INSTRUCTIONS TO FOLLOW. Exactly reproduce the entries, dropping any pictures from your copy.

RECORD LIST.
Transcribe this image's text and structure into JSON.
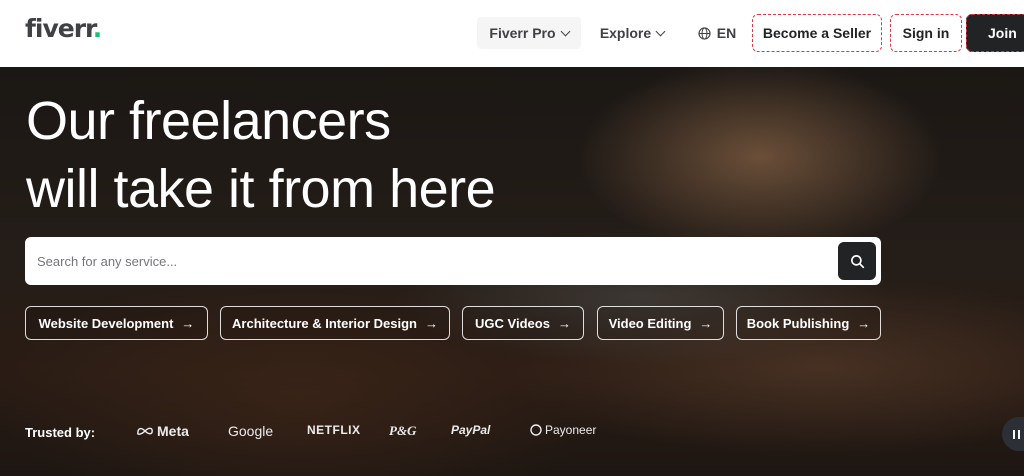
{
  "header": {
    "logo_text": "fiverr",
    "logo_dot": ".",
    "nav": {
      "pro_label": "Fiverr Pro",
      "explore_label": "Explore",
      "language_label": "EN"
    },
    "become_seller_label": "Become a Seller",
    "sign_in_label": "Sign in",
    "join_label": "Join"
  },
  "hero": {
    "headline_line1": "Our freelancers",
    "headline_line2": "will take it from here",
    "search": {
      "placeholder": "Search for any service...",
      "value": ""
    },
    "chips": [
      {
        "label": "Website Development",
        "arrow": "→"
      },
      {
        "label": "Architecture & Interior Design",
        "arrow": "→"
      },
      {
        "label": "UGC Videos",
        "arrow": "→"
      },
      {
        "label": "Video Editing",
        "arrow": "→"
      },
      {
        "label": "Book Publishing",
        "arrow": "→"
      }
    ],
    "trusted": {
      "label": "Trusted by:",
      "brands": [
        "Meta",
        "Google",
        "NETFLIX",
        "P&G",
        "PayPal",
        "Payoneer"
      ]
    }
  },
  "colors": {
    "brand_green": "#1dbf73",
    "dark": "#222325",
    "text": "#404145",
    "focus_outline": "#e0363e"
  },
  "icons": {
    "search": "search-icon",
    "globe": "globe-icon",
    "chevron": "chevron-down-icon",
    "arrow": "arrow-right-icon",
    "pause": "pause-icon"
  }
}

THE RESULT.
Transcribe this image's text and structure into JSON.
{
  "header": {
    "logo_text": "fiverr",
    "logo_dot": ".",
    "nav": {
      "pro_label": "Fiverr Pro",
      "explore_label": "Explore",
      "language_label": "EN"
    },
    "become_seller_label": "Become a Seller",
    "sign_in_label": "Sign in",
    "join_label": "Join"
  },
  "hero": {
    "headline_line1": "Our freelancers",
    "headline_line2": "will take it from here",
    "search": {
      "placeholder": "Search for any service...",
      "value": ""
    },
    "chips": [
      {
        "label": "Website Development",
        "arrow": "→"
      },
      {
        "label": "Architecture & Interior Design",
        "arrow": "→"
      },
      {
        "label": "UGC Videos",
        "arrow": "→"
      },
      {
        "label": "Video Editing",
        "arrow": "→"
      },
      {
        "label": "Book Publishing",
        "arrow": "→"
      }
    ],
    "trusted": {
      "label": "Trusted by:",
      "brands": [
        "Meta",
        "Google",
        "NETFLIX",
        "P&G",
        "PayPal",
        "Payoneer"
      ]
    }
  },
  "colors": {
    "brand_green": "#1dbf73",
    "dark": "#222325",
    "text": "#404145",
    "focus_outline": "#e0363e"
  },
  "icons": {
    "search": "search-icon",
    "globe": "globe-icon",
    "chevron": "chevron-down-icon",
    "arrow": "arrow-right-icon",
    "pause": "pause-icon"
  }
}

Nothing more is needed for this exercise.